---- SUPPLIED ENTRIES

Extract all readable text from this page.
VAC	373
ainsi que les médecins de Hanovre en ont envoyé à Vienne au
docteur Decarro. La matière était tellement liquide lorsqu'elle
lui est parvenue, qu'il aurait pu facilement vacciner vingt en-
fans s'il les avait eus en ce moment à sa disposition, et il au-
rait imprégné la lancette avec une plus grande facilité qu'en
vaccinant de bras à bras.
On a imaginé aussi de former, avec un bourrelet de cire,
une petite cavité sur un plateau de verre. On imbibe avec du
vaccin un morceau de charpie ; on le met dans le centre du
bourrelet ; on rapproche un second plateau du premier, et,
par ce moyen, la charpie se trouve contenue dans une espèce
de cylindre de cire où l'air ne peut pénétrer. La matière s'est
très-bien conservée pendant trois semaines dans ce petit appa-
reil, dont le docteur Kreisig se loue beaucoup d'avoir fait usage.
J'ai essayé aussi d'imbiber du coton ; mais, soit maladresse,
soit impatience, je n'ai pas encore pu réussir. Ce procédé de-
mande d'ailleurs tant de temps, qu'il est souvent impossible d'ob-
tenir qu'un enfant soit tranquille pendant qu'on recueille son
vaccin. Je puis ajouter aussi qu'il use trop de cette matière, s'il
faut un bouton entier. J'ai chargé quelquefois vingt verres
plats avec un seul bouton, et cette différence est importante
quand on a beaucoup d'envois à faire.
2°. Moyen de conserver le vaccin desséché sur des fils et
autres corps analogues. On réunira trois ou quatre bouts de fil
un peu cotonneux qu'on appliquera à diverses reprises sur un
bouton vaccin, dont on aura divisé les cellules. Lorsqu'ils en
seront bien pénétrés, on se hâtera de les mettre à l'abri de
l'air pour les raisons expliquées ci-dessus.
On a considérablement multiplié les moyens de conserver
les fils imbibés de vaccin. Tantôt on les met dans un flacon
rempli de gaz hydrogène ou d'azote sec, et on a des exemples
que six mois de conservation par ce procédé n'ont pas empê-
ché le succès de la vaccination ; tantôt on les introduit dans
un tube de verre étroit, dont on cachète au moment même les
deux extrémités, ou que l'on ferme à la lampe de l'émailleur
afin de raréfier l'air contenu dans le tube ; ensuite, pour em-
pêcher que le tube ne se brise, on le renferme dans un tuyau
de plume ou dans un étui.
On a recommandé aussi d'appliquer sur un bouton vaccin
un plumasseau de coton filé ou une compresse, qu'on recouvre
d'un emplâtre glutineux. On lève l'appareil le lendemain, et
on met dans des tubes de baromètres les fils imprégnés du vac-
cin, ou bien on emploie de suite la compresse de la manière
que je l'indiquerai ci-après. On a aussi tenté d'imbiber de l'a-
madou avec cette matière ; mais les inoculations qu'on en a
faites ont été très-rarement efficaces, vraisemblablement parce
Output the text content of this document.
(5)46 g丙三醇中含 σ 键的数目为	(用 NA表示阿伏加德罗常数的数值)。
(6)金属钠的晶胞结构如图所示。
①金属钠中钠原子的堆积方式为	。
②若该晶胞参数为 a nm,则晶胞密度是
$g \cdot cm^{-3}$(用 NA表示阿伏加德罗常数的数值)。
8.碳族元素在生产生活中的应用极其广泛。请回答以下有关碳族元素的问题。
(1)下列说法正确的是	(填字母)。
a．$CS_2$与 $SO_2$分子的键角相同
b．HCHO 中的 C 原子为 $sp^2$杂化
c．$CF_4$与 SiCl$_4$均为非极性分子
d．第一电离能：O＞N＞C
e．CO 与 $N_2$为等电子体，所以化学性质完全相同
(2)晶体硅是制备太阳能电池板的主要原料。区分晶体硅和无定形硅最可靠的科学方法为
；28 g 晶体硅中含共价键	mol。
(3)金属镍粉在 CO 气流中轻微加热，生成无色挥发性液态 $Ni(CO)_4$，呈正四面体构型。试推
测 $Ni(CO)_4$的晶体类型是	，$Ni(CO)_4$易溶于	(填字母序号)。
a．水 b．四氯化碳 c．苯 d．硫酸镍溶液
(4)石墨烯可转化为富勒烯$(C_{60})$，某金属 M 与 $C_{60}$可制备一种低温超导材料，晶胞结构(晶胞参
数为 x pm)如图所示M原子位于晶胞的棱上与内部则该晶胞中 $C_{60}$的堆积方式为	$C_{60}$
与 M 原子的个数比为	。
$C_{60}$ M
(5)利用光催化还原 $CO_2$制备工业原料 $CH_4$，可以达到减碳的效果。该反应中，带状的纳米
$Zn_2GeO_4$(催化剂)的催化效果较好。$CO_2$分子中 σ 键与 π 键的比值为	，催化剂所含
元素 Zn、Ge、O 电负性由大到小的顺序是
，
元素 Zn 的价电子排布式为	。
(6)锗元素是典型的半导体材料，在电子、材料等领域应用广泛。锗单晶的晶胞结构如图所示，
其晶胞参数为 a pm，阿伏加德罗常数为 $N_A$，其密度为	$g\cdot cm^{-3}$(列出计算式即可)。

--------

Extract lines where the string "soit" occurs.

◆ **EXERCISE ANSWER**
J'ai essayé aussi d'imbiber du coton ; mais, soit maladresse,
soit impatience, je n'ai pas encore pu réussir. Ce procédé de-
tenir qu'un enfant soit tranquille pendant qu'on recueille son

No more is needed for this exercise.